Employees involved in misappropriation of company trade secrets often exhibit indicative behaviors including a) they’re disgruntled; b) they have poor performance ratings; c) they exhibit “above the rules attitude; d) they routinely goes to executives and by-passes supervisor; e) they maintain unjustified work pattern (nights, weekends); f) they incur numerous security infractions; g) they use copiers, scanners or faxes excessively; h) they chronically express being under recognized at work; i) they have unexplained affluence; j) they have increased e-mail and USB storage/transfers; k) they purge or wipe systems prior to termination; l) they posting sensitive information on social media; m) they speak out against company leadership or company on social media; n) they conduct unexplained network or company database searches; o) they attempt to remotely access company IT assets after being laid off or terminated; and p) they send encrypt e-mails to private or personal accounts.
Third parties, including suppliers, joint venture partners, customers, and distributors can have access to a company’s trade secrets for production, product development, and other partnerships. As these partners represent a possible source of misappropriation, it is essential to implement safeguards to secure sensitive assets.
Establishing due diligence and ongoing management procedures
Non-disclosure agreements with other parties are a reasonable protection measure, but they are not sufficient. Businesses should also incorporate trade secret safeguards as part of their due diligence considerations, undertake continuing evaluations of the mechanisms in place for maintaining the confidentiality of information, and communicate routinely with third parties about their trade secret protection expectations.

Description of the task
According to the trade secrets text, how adequate are non-disclosure agreements with other parties?

Page layout parsing data:

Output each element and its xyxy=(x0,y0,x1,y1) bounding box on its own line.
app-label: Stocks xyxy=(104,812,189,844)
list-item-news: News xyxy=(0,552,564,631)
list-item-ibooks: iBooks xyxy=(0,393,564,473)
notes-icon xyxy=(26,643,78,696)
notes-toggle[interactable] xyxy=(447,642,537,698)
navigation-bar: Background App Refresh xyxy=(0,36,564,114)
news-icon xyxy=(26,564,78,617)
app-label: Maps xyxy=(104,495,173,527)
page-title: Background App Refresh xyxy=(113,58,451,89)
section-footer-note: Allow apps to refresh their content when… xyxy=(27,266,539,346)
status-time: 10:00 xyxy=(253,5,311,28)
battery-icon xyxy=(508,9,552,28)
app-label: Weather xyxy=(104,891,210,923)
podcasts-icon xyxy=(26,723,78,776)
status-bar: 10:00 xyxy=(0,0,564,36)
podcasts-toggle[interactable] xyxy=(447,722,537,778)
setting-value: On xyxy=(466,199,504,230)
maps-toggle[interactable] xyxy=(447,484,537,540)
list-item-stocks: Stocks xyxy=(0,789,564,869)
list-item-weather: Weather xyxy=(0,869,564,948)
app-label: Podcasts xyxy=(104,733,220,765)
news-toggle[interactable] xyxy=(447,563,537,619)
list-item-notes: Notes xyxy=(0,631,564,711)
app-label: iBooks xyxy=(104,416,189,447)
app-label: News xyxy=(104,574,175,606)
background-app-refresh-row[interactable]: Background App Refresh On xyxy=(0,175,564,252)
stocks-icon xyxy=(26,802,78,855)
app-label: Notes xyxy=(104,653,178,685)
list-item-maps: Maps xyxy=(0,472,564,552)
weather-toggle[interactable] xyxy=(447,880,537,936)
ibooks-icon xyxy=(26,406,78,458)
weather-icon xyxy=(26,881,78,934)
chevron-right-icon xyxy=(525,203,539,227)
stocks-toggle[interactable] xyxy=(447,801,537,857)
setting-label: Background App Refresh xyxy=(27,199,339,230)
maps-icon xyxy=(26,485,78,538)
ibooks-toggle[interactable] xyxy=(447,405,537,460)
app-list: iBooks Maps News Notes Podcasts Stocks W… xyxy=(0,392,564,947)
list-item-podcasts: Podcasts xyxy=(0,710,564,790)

Reply to the exercise
They are a reasonable protection measure, but they are not sufficient.